Your task -
Repeat the records verbatim and leave the pictures out of your copy.

□ □ □ □ □ □ □

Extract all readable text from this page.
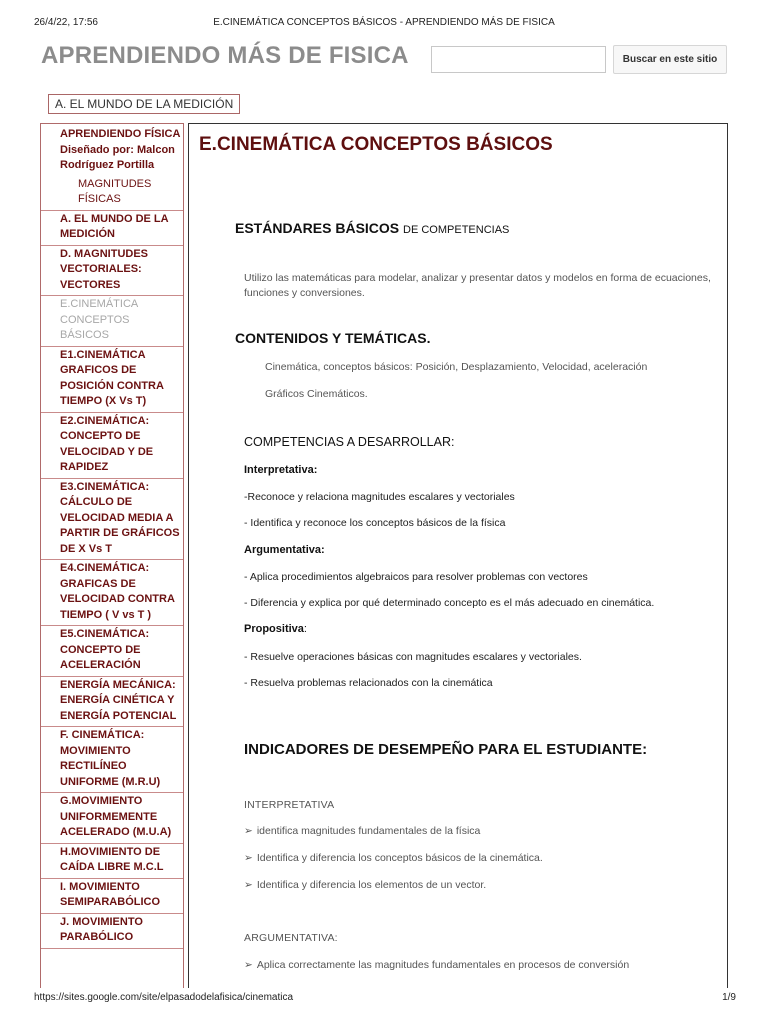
26/4/22, 17:56	E.CINEMÁTICA CONCEPTOS BÁSICOS - APRENDIENDO MÁS DE FISICA
APRENDIENDO MÁS DE FISICA	Buscar en este sitio
A. EL MUNDO DE LA MEDICIÓN
APRENDIENDO FÍSICA Diseñado por: Malcon Rodríguez Portilla
MAGNITUDES FÍSICAS
A. EL MUNDO DE LA MEDICIÓN
D. MAGNITUDES VECTORIALES: VECTORES
E.CINEMÁTICA CONCEPTOS BÁSICOS
E1.CINEMÁTICA GRAFICOS DE POSICIÓN CONTRA TIEMPO (X Vs T)
E2.CINEMÁTICA: CONCEPTO DE VELOCIDAD Y DE RAPIDEZ
E3.CINEMÁTICA: CÁLCULO DE VELOCIDAD MEDIA A PARTIR DE GRÁFICOS DE X Vs T
E4.CINEMÁTICA: GRAFICAS DE VELOCIDAD CONTRA TIEMPO ( V vs T )
E5.CINEMÁTICA: CONCEPTO DE ACELERACIÓN
ENERGÍA MECÁNICA: ENERGÍA CINÉTICA Y ENERGÍA POTENCIAL
F. CINEMÁTICA: MOVIMIENTO RECTILÍNEO UNIFORME (M.R.U)
G.MOVIMIENTO UNIFORMEMENTE ACELERADO (M.U.A)
H.MOVIMIENTO DE CAÍDA LIBRE M.C.L
I. MOVIMIENTO SEMIPARABÓLICO
J. MOVIMIENTO PARABÓLICO
E.CINEMÁTICA CONCEPTOS BÁSICOS
ESTÁNDARES BÁSICOS DE COMPETENCIAS
Utilizo las matemáticas para modelar, analizar y presentar datos y modelos en forma de ecuaciones, funciones y conversiones.
CONTENIDOS Y TEMÁTICAS.
Cinemática, conceptos básicos: Posición, Desplazamiento, Velocidad, aceleración
Gráficos Cinemáticos.
COMPETENCIAS A DESARROLLAR:
Interpretativa:
-Reconoce y relaciona magnitudes escalares y vectoriales
- Identifica y reconoce los conceptos básicos de la física
Argumentativa:
- Aplica procedimientos algebraicos para resolver problemas con vectores
- Diferencia y explica por qué determinado concepto es el más adecuado en cinemática.
Propositiva:
- Resuelve operaciones básicas con magnitudes escalares y vectoriales.
- Resuelva problemas relacionados con la cinemática
INDICADORES DE DESEMPEÑO PARA EL ESTUDIANTE:
INTERPRETATIVA
➢ identifica magnitudes fundamentales de la física
➢ Identifica y diferencia los conceptos básicos de la cinemática.
➢ Identifica y diferencia los elementos de un vector.
ARGUMENTATIVA:
➢ Aplica correctamente las magnitudes fundamentales en procesos de conversión
https://sites.google.com/site/elpasadodelafisica/cinematica	1/9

□ □ □ □ □ □ □

Final answer -
Extract all readable text from this page.
26/4/22, 17:56	E.CINEMÁTICA CONCEPTOS BÁSICOS - APRENDIENDO MÁS DE FISICA
APRENDIENDO MÁS DE FISICA	Buscar en este sitio
A. EL MUNDO DE LA MEDICIÓN
APRENDIENDO FÍSICA Diseñado por: Malcon Rodríguez Portilla
MAGNITUDES FÍSICAS
A. EL MUNDO DE LA MEDICIÓN
D. MAGNITUDES VECTORIALES: VECTORES
E.CINEMÁTICA CONCEPTOS BÁSICOS
E1.CINEMÁTICA GRAFICOS DE POSICIÓN CONTRA TIEMPO (X Vs T)
E2.CINEMÁTICA: CONCEPTO DE VELOCIDAD Y DE RAPIDEZ
E3.CINEMÁTICA: CÁLCULO DE VELOCIDAD MEDIA A PARTIR DE GRÁFICOS DE X Vs T
E4.CINEMÁTICA: GRAFICAS DE VELOCIDAD CONTRA TIEMPO ( V vs T )
E5.CINEMÁTICA: CONCEPTO DE ACELERACIÓN
ENERGÍA MECÁNICA: ENERGÍA CINÉTICA Y ENERGÍA POTENCIAL
F. CINEMÁTICA: MOVIMIENTO RECTILÍNEO UNIFORME (M.R.U)
G.MOVIMIENTO UNIFORMEMENTE ACELERADO (M.U.A)
H.MOVIMIENTO DE CAÍDA LIBRE M.C.L
I. MOVIMIENTO SEMIPARABÓLICO
J. MOVIMIENTO PARABÓLICO
E.CINEMÁTICA CONCEPTOS BÁSICOS
ESTÁNDARES BÁSICOS DE COMPETENCIAS
Utilizo las matemáticas para modelar, analizar y presentar datos y modelos en forma de ecuaciones, funciones y conversiones.
CONTENIDOS Y TEMÁTICAS.
Cinemática, conceptos básicos: Posición, Desplazamiento, Velocidad, aceleración
Gráficos Cinemáticos.
COMPETENCIAS A DESARROLLAR:
Interpretativa:
-Reconoce y relaciona magnitudes escalares y vectoriales
- Identifica y reconoce los conceptos básicos de la física
Argumentativa:
- Aplica procedimientos algebraicos para resolver problemas con vectores
- Diferencia y explica por qué determinado concepto es el más adecuado en cinemática.
Propositiva:
- Resuelve operaciones básicas con magnitudes escalares y vectoriales.
- Resuelva problemas relacionados con la cinemática
INDICADORES DE DESEMPEÑO PARA EL ESTUDIANTE:
INTERPRETATIVA
➢ identifica magnitudes fundamentales de la física
➢ Identifica y diferencia los conceptos básicos de la cinemática.
➢ Identifica y diferencia los elementos de un vector.
ARGUMENTATIVA:
➢ Aplica correctamente las magnitudes fundamentales en procesos de conversión
https://sites.google.com/site/elpasadodelafisica/cinematica	1/9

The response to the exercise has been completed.